• [TASK DATA]:
▼
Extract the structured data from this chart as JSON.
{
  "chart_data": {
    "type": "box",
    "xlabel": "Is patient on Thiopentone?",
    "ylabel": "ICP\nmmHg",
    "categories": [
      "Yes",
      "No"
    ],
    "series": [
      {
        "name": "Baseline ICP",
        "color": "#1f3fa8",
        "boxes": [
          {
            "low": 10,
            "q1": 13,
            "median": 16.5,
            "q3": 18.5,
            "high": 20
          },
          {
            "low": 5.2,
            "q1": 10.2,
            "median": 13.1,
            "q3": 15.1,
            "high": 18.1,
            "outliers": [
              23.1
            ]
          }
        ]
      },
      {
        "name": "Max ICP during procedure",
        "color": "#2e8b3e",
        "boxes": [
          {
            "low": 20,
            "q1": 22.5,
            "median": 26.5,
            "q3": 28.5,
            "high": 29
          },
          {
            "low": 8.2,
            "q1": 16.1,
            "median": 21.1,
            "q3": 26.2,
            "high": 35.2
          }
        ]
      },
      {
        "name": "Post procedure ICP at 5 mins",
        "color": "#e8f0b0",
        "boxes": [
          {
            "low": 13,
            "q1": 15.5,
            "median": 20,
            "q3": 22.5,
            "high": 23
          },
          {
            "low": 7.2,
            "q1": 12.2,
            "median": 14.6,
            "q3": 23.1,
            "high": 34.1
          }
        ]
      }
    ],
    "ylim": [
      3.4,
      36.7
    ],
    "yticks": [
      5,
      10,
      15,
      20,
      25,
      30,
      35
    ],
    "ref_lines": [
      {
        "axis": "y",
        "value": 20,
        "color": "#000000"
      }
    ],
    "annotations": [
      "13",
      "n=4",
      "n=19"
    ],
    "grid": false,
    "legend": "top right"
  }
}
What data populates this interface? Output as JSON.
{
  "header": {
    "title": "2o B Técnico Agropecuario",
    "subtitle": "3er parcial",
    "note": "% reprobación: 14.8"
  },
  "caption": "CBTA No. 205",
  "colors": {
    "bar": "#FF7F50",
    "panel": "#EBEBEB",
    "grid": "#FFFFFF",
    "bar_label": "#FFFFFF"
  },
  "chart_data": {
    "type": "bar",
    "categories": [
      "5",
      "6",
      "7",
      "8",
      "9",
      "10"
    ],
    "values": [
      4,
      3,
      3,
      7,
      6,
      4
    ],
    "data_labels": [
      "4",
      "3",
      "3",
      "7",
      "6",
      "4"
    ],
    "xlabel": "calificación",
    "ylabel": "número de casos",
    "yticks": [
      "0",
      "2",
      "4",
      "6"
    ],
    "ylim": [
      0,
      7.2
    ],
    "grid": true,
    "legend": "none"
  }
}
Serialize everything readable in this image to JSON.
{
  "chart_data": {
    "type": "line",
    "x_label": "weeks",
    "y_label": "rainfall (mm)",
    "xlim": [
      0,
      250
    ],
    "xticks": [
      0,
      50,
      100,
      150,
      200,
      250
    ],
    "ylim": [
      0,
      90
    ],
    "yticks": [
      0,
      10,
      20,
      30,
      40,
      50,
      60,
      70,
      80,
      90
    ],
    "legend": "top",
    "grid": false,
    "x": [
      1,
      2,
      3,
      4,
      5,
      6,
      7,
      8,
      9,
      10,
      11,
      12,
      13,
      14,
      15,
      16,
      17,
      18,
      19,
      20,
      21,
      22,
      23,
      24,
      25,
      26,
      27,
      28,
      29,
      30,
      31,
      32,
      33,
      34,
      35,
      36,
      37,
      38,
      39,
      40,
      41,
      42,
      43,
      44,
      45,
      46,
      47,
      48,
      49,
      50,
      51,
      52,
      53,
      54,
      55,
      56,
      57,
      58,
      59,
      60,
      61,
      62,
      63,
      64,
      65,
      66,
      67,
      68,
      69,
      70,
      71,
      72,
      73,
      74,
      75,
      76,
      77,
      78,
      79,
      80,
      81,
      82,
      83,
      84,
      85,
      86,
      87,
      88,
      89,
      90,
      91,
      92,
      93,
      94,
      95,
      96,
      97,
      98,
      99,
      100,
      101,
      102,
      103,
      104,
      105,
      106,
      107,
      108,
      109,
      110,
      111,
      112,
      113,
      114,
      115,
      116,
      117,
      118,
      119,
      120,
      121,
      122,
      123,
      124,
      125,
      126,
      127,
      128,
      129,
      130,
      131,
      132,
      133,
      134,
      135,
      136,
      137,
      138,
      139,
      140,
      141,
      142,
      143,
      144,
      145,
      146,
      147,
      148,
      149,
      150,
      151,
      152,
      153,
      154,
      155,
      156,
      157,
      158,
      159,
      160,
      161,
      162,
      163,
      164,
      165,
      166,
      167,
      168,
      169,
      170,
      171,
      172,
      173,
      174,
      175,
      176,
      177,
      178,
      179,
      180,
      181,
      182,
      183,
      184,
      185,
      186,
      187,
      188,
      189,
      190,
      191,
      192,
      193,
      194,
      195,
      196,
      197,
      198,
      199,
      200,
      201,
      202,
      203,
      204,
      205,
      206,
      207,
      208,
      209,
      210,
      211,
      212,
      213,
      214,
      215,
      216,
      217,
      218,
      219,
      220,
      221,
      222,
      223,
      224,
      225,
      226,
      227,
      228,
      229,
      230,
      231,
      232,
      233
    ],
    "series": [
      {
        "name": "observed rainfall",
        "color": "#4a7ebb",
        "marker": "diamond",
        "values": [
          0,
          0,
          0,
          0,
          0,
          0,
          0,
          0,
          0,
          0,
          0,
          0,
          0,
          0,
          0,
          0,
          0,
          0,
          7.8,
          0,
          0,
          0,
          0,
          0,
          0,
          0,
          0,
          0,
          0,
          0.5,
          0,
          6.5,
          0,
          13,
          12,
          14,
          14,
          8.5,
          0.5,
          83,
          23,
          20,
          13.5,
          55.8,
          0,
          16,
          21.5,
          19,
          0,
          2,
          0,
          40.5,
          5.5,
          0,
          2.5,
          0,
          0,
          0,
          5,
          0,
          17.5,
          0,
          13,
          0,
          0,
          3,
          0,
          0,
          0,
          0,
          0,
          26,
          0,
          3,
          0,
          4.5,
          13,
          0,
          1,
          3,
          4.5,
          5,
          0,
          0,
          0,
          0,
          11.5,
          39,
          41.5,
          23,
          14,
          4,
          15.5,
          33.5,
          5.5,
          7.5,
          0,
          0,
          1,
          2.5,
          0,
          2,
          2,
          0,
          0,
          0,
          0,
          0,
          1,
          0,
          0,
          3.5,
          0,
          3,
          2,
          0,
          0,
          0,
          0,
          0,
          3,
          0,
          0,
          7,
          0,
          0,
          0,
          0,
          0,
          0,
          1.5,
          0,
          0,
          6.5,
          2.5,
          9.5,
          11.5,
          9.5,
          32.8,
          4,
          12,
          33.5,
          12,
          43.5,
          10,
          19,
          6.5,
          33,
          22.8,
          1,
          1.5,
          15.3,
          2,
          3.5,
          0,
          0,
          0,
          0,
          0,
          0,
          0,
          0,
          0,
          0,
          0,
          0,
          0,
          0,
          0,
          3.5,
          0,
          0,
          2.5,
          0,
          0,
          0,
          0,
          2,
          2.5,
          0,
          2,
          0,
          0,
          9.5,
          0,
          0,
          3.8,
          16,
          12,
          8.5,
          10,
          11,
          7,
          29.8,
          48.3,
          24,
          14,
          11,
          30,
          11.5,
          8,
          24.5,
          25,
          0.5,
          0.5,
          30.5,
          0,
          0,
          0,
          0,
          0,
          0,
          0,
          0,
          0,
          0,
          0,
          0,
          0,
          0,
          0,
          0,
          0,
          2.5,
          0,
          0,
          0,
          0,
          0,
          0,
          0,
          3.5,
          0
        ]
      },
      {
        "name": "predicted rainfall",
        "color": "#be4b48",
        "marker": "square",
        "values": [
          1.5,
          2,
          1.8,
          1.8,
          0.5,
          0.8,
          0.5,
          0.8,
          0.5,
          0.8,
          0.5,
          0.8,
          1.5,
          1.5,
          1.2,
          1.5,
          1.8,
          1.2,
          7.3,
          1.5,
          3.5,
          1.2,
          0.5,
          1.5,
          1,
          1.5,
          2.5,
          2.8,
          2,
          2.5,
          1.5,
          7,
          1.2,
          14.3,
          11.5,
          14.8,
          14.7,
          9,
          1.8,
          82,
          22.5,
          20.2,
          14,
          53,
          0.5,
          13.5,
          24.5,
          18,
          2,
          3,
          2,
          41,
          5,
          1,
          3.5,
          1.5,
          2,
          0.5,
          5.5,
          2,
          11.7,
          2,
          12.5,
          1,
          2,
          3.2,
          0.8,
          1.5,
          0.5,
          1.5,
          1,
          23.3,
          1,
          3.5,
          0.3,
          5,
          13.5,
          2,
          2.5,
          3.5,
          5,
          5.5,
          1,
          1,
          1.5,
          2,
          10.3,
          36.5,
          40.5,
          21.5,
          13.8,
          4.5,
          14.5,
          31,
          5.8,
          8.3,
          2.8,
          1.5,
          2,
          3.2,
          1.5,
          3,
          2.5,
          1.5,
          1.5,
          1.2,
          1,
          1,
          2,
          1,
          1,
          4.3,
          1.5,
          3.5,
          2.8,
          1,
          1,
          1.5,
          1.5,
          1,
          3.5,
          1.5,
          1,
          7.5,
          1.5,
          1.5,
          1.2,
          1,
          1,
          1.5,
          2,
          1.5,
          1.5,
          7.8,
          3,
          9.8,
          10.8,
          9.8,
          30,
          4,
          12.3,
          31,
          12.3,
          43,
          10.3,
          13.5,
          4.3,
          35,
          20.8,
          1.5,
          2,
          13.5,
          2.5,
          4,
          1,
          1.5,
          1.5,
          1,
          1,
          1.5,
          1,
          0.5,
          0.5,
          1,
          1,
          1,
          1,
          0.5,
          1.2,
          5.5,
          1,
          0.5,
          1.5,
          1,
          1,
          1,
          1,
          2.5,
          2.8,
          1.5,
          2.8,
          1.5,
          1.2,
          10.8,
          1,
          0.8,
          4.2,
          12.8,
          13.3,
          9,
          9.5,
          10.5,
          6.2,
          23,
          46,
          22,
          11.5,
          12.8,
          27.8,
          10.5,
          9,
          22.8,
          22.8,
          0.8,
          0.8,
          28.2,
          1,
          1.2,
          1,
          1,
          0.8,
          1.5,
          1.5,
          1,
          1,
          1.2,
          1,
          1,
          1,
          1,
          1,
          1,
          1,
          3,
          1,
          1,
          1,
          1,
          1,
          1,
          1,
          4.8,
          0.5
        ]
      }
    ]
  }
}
▲
• [EXERCISE DIRECTIONS]: Where a line holds "rainfall", copy it out.

• [RESPONSE TO THIS TASK]:
    "y_label": "rainfall (mm)",
        "name": "observed rainfall",
        "name": "predicted rainfall",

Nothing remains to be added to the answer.